- TASK STATEMENT:
Go through the entries below and print each one exactly, leaving out pictures.

>>>

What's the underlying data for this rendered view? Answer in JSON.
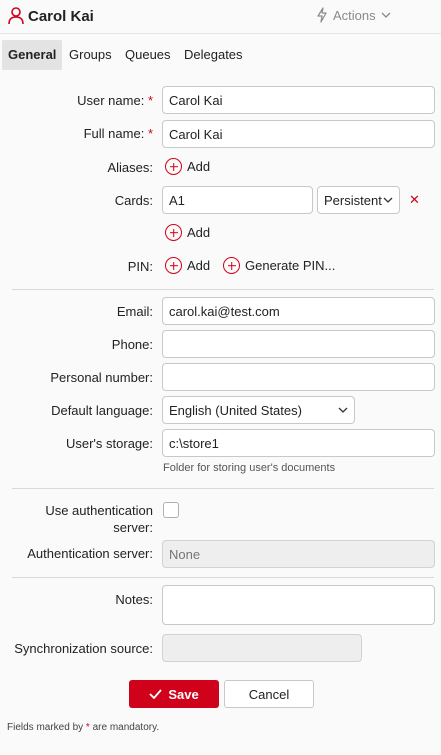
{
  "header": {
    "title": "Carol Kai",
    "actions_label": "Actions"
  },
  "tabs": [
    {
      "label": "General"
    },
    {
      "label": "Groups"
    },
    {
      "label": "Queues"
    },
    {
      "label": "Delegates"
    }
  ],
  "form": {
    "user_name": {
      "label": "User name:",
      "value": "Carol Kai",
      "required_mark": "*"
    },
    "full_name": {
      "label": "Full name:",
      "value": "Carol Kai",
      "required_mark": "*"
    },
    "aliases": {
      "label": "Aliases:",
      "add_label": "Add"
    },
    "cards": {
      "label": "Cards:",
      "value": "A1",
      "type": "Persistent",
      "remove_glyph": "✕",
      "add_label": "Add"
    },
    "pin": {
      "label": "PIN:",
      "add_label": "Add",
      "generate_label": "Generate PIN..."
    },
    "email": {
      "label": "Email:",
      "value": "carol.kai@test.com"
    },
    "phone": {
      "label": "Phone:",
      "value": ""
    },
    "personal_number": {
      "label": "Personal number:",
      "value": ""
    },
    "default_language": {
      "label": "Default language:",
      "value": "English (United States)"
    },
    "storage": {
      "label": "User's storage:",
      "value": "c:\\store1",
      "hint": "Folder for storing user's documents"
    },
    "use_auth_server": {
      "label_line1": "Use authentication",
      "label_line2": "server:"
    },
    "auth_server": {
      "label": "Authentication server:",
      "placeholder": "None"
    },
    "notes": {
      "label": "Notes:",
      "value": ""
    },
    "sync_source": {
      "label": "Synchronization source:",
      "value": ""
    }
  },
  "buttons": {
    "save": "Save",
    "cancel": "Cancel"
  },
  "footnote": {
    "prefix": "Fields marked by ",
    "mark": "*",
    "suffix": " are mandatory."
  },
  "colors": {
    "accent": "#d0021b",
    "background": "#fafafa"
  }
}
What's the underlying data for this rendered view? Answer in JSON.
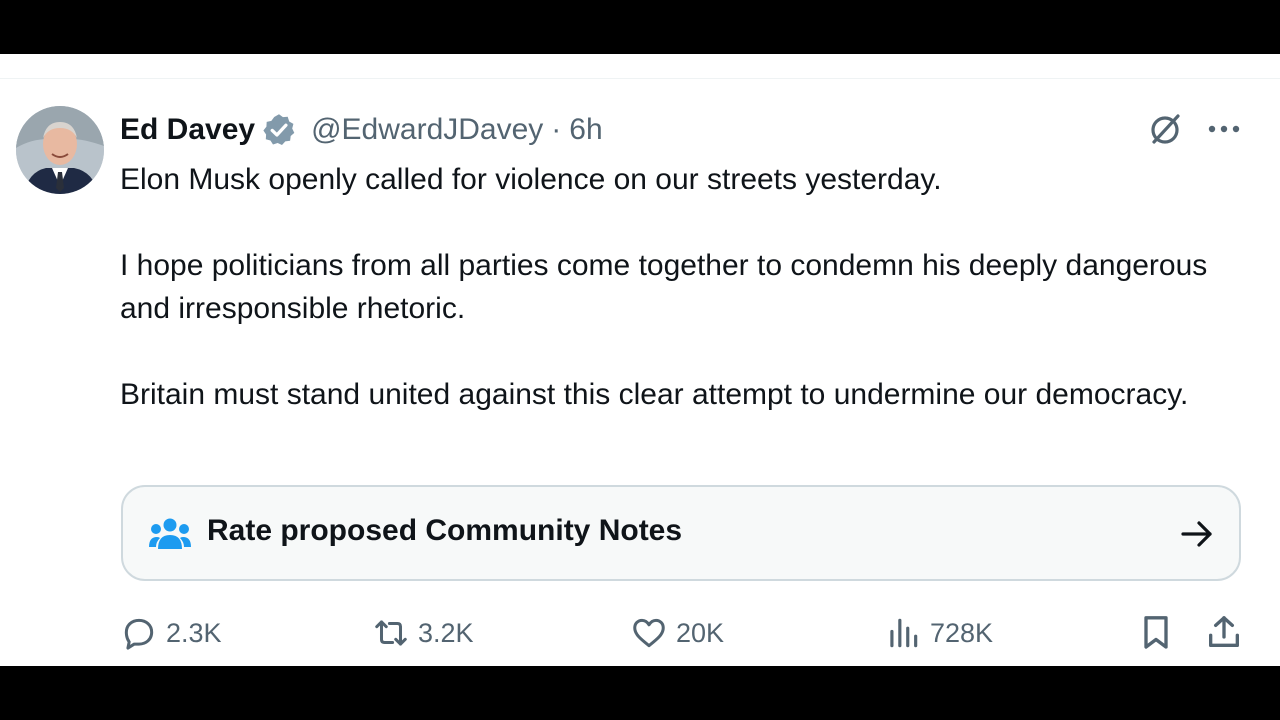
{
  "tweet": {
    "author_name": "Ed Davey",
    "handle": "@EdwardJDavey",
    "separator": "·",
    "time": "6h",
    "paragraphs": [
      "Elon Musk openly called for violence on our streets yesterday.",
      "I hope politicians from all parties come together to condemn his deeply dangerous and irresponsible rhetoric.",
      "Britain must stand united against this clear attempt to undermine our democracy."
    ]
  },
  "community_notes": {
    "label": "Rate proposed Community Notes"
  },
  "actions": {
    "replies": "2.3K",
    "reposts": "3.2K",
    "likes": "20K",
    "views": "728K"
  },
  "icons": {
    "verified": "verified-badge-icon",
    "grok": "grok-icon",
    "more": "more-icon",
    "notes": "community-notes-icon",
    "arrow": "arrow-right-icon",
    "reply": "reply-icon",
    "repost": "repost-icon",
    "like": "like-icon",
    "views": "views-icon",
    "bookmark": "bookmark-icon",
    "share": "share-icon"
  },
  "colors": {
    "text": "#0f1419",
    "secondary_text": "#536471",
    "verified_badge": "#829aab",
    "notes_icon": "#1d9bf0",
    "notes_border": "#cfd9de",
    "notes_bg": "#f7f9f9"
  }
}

<<<

- EXERCISE SOLUTION:
What's the underlying data for this rendered view? Answer in JSON.
{
  "header": {
    "title": "Carol Kai",
    "actions_label": "Actions"
  },
  "tabs": [
    {
      "label": "General"
    },
    {
      "label": "Groups"
    },
    {
      "label": "Queues"
    },
    {
      "label": "Delegates"
    }
  ],
  "form": {
    "user_name": {
      "label": "User name:",
      "value": "Carol Kai",
      "required_mark": "*"
    },
    "full_name": {
      "label": "Full name:",
      "value": "Carol Kai",
      "required_mark": "*"
    },
    "aliases": {
      "label": "Aliases:",
      "add_label": "Add"
    },
    "cards": {
      "label": "Cards:",
      "value": "A1",
      "type": "Persistent",
      "remove_glyph": "✕",
      "add_label": "Add"
    },
    "pin": {
      "label": "PIN:",
      "add_label": "Add",
      "generate_label": "Generate PIN..."
    },
    "email": {
      "label": "Email:",
      "value": "carol.kai@test.com"
    },
    "phone": {
      "label": "Phone:",
      "value": ""
    },
    "personal_number": {
      "label": "Personal number:",
      "value": ""
    },
    "default_language": {
      "label": "Default language:",
      "value": "English (United States)"
    },
    "storage": {
      "label": "User's storage:",
      "value": "c:\\store1",
      "hint": "Folder for storing user's documents"
    },
    "use_auth_server": {
      "label_line1": "Use authentication",
      "label_line2": "server:"
    },
    "auth_server": {
      "label": "Authentication server:",
      "placeholder": "None"
    },
    "notes": {
      "label": "Notes:",
      "value": ""
    },
    "sync_source": {
      "label": "Synchronization source:",
      "value": ""
    }
  },
  "buttons": {
    "save": "Save",
    "cancel": "Cancel"
  },
  "footnote": {
    "prefix": "Fields marked by ",
    "mark": "*",
    "suffix": " are mandatory."
  },
  "colors": {
    "accent": "#d0021b",
    "background": "#fafafa"
  }
}
What's the underlying data for this rendered view? Answer in JSON.
{
  "tweet": {
    "author_name": "Ed Davey",
    "handle": "@EdwardJDavey",
    "separator": "·",
    "time": "6h",
    "paragraphs": [
      "Elon Musk openly called for violence on our streets yesterday.",
      "I hope politicians from all parties come together to condemn his deeply dangerous and irresponsible rhetoric.",
      "Britain must stand united against this clear attempt to undermine our democracy."
    ]
  },
  "community_notes": {
    "label": "Rate proposed Community Notes"
  },
  "actions": {
    "replies": "2.3K",
    "reposts": "3.2K",
    "likes": "20K",
    "views": "728K"
  },
  "icons": {
    "verified": "verified-badge-icon",
    "grok": "grok-icon",
    "more": "more-icon",
    "notes": "community-notes-icon",
    "arrow": "arrow-right-icon",
    "reply": "reply-icon",
    "repost": "repost-icon",
    "like": "like-icon",
    "views": "views-icon",
    "bookmark": "bookmark-icon",
    "share": "share-icon"
  },
  "colors": {
    "text": "#0f1419",
    "secondary_text": "#536471",
    "verified_badge": "#829aab",
    "notes_icon": "#1d9bf0",
    "notes_border": "#cfd9de",
    "notes_bg": "#f7f9f9"
  }
}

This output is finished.